**TO BE DONE**
Transcribe the records that follow exactly. Skip the pictures.

**** GIVEN DATA

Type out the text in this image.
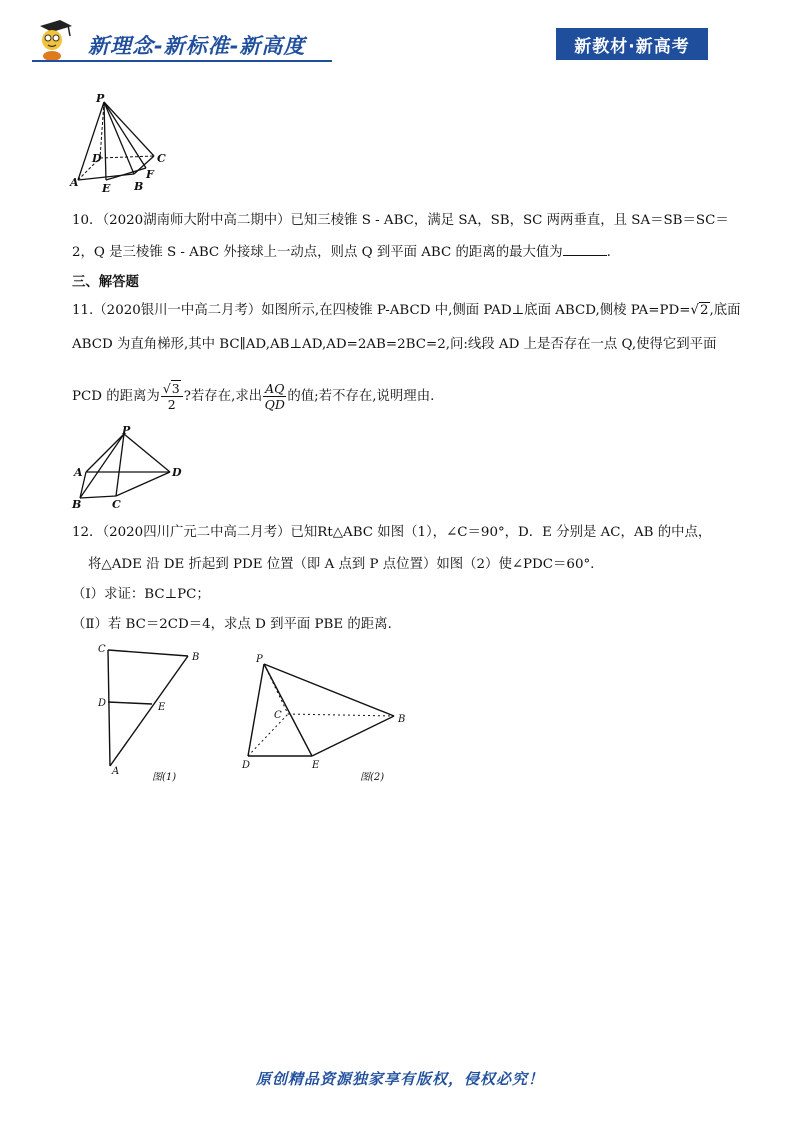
新理念-新标准-新高度	新教材·新高考
P
D	C
A E B
F
10．（2020湖南师大附中高二期中）已知三棱锥 S - ABC，满足 SA，SB，SC 两两垂直，且 SA＝SB＝SC＝
2，Q 是三棱锥 S - ABC 外接球上一动点，则点 Q 到平面 ABC 的距离的最大值为	.
三、解答题
11.（2020银川一中高二月考）如图所示,在四棱锥 P-ABCD 中,侧面 PAD⊥底面 ABCD,侧棱 PA=PD=√2,底面
ABCD 为直角梯形,其中 BC∥AD,AB⊥AD,AD=2AB=2BC=2,问:线段 AD 上是否存在一点 Q,使得它到平面
PCD 的距离为 $\frac{√3}{2}$ ?若存在,求出 $\frac{AQ}{QD}$ 的值;若不存在,说明理由.
P
A	D
B	C
12．（2020四川广元二中高二月考）已知Rt△ABC 如图（1），∠C＝90°，D．E 分别是 AC，AB 的中点，
将△ADE 沿 DE 折起到 PDE 位置（即 A 点到 P 点位置）如图（2）使∠PDC＝60°.
（Ⅰ）求证：BC⊥PC；
（Ⅱ）若 BC＝2CD＝4，求点 D 到平面 PBE 的距离．
C
B
D	E
A
图(1)
P
C	B
D	E
图(2)
原创精品资源独家享有版权，侵权必究！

********

**EXERCISE SOLUTION**
Type out the text in this image.
新理念-新标准-新高度	新教材·新高考
P
D	C
A E B
F
10．（2020湖南师大附中高二期中）已知三棱锥 S - ABC，满足 SA，SB，SC 两两垂直，且 SA＝SB＝SC＝
2，Q 是三棱锥 S - ABC 外接球上一动点，则点 Q 到平面 ABC 的距离的最大值为	.
三、解答题
11.（2020银川一中高二月考）如图所示,在四棱锥 P-ABCD 中,侧面 PAD⊥底面 ABCD,侧棱 PA=PD=√2,底面
ABCD 为直角梯形,其中 BC∥AD,AB⊥AD,AD=2AB=2BC=2,问:线段 AD 上是否存在一点 Q,使得它到平面
PCD 的距离为 $\frac{√3}{2}$ ?若存在,求出 $\frac{AQ}{QD}$ 的值;若不存在,说明理由.
P
A	D
B	C
12．（2020四川广元二中高二月考）已知Rt△ABC 如图（1），∠C＝90°，D．E 分别是 AC，AB 的中点，
将△ADE 沿 DE 折起到 PDE 位置（即 A 点到 P 点位置）如图（2）使∠PDC＝60°.
（Ⅰ）求证：BC⊥PC；
（Ⅱ）若 BC＝2CD＝4，求点 D 到平面 PBE 的距离．
C
B
D	E
A
图(1)
P
C	B
D	E
图(2)
原创精品资源独家享有版权，侵权必究！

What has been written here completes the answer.